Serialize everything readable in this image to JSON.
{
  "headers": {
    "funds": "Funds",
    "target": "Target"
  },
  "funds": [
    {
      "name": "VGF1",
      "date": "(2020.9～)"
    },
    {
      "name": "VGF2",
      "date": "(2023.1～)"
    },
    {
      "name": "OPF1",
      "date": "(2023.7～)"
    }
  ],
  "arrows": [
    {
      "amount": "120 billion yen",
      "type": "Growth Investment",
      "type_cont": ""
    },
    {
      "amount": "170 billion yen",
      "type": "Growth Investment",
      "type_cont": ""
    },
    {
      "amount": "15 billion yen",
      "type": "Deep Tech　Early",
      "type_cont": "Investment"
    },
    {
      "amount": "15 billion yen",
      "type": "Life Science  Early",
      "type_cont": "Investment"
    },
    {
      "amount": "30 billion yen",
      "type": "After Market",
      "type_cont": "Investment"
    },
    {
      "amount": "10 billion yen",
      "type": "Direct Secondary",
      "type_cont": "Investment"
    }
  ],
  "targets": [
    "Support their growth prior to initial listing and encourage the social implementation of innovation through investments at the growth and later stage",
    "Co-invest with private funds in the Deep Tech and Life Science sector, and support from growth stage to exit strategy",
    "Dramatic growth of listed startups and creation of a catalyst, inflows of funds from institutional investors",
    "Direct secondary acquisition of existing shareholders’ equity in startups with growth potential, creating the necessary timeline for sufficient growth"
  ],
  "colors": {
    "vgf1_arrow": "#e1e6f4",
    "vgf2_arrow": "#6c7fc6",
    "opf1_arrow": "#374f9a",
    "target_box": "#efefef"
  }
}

______________________________

PROBLEM: Go through the entries and repeat each one exactly.

THE RESULT:
Serialize everything readable in this image to JSON.
{
  "headers": {
    "funds": "Funds",
    "target": "Target"
  },
  "funds": [
    {
      "name": "VGF1",
      "date": "(2020.9～)"
    },
    {
      "name": "VGF2",
      "date": "(2023.1～)"
    },
    {
      "name": "OPF1",
      "date": "(2023.7～)"
    }
  ],
  "arrows": [
    {
      "amount": "120 billion yen",
      "type": "Growth Investment",
      "type_cont": ""
    },
    {
      "amount": "170 billion yen",
      "type": "Growth Investment",
      "type_cont": ""
    },
    {
      "amount": "15 billion yen",
      "type": "Deep Tech　Early",
      "type_cont": "Investment"
    },
    {
      "amount": "15 billion yen",
      "type": "Life Science  Early",
      "type_cont": "Investment"
    },
    {
      "amount": "30 billion yen",
      "type": "After Market",
      "type_cont": "Investment"
    },
    {
      "amount": "10 billion yen",
      "type": "Direct Secondary",
      "type_cont": "Investment"
    }
  ],
  "targets": [
    "Support their growth prior to initial listing and encourage the social implementation of innovation through investments at the growth and later stage",
    "Co-invest with private funds in the Deep Tech and Life Science sector, and support from growth stage to exit strategy",
    "Dramatic growth of listed startups and creation of a catalyst, inflows of funds from institutional investors",
    "Direct secondary acquisition of existing shareholders’ equity in startups with growth potential, creating the necessary timeline for sufficient growth"
  ],
  "colors": {
    "vgf1_arrow": "#e1e6f4",
    "vgf2_arrow": "#6c7fc6",
    "opf1_arrow": "#374f9a",
    "target_box": "#efefef"
  }
}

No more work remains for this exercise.